▶ GOAL OF THE EXERCISE
Would you set down every entry shown below, precisely as written?

▶ DATASET
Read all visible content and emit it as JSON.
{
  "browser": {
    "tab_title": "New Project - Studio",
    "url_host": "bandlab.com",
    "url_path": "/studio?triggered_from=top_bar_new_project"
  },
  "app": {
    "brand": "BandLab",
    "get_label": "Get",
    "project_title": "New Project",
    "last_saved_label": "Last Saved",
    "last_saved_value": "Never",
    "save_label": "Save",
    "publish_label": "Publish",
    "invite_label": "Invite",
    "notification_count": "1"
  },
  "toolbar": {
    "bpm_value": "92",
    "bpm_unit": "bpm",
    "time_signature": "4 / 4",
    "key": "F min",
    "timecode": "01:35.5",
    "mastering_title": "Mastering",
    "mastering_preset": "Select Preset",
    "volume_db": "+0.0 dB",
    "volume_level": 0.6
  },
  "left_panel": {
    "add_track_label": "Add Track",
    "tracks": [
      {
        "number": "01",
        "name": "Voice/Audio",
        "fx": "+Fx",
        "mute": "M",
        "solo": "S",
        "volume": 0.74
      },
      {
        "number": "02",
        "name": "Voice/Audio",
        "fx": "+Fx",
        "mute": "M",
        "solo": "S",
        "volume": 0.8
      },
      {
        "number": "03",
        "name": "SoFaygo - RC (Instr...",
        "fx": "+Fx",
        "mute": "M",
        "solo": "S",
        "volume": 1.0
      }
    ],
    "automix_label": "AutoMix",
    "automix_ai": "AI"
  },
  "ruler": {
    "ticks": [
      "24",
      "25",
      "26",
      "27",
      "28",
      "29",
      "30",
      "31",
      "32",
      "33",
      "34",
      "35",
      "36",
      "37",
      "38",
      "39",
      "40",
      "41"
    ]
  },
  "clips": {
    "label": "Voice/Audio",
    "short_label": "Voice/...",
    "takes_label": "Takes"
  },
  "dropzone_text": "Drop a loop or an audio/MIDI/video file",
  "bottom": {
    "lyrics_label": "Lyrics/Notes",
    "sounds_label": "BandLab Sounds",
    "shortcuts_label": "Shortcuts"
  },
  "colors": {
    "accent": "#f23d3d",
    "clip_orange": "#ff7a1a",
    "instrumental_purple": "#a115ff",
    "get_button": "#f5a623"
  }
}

▶ COMPLETE RESPONSE
Read all visible content and emit it as JSON.
{
  "browser": {
    "tab_title": "New Project - Studio",
    "url_host": "bandlab.com",
    "url_path": "/studio?triggered_from=top_bar_new_project"
  },
  "app": {
    "brand": "BandLab",
    "get_label": "Get",
    "project_title": "New Project",
    "last_saved_label": "Last Saved",
    "last_saved_value": "Never",
    "save_label": "Save",
    "publish_label": "Publish",
    "invite_label": "Invite",
    "notification_count": "1"
  },
  "toolbar": {
    "bpm_value": "92",
    "bpm_unit": "bpm",
    "time_signature": "4 / 4",
    "key": "F min",
    "timecode": "01:35.5",
    "mastering_title": "Mastering",
    "mastering_preset": "Select Preset",
    "volume_db": "+0.0 dB",
    "volume_level": 0.6
  },
  "left_panel": {
    "add_track_label": "Add Track",
    "tracks": [
      {
        "number": "01",
        "name": "Voice/Audio",
        "fx": "+Fx",
        "mute": "M",
        "solo": "S",
        "volume": 0.74
      },
      {
        "number": "02",
        "name": "Voice/Audio",
        "fx": "+Fx",
        "mute": "M",
        "solo": "S",
        "volume": 0.8
      },
      {
        "number": "03",
        "name": "SoFaygo - RC (Instr...",
        "fx": "+Fx",
        "mute": "M",
        "solo": "S",
        "volume": 1.0
      }
    ],
    "automix_label": "AutoMix",
    "automix_ai": "AI"
  },
  "ruler": {
    "ticks": [
      "24",
      "25",
      "26",
      "27",
      "28",
      "29",
      "30",
      "31",
      "32",
      "33",
      "34",
      "35",
      "36",
      "37",
      "38",
      "39",
      "40",
      "41"
    ]
  },
  "clips": {
    "label": "Voice/Audio",
    "short_label": "Voice/...",
    "takes_label": "Takes"
  },
  "dropzone_text": "Drop a loop or an audio/MIDI/video file",
  "bottom": {
    "lyrics_label": "Lyrics/Notes",
    "sounds_label": "BandLab Sounds",
    "shortcuts_label": "Shortcuts"
  },
  "colors": {
    "accent": "#f23d3d",
    "clip_orange": "#ff7a1a",
    "instrumental_purple": "#a115ff",
    "get_button": "#f5a623"
  }
}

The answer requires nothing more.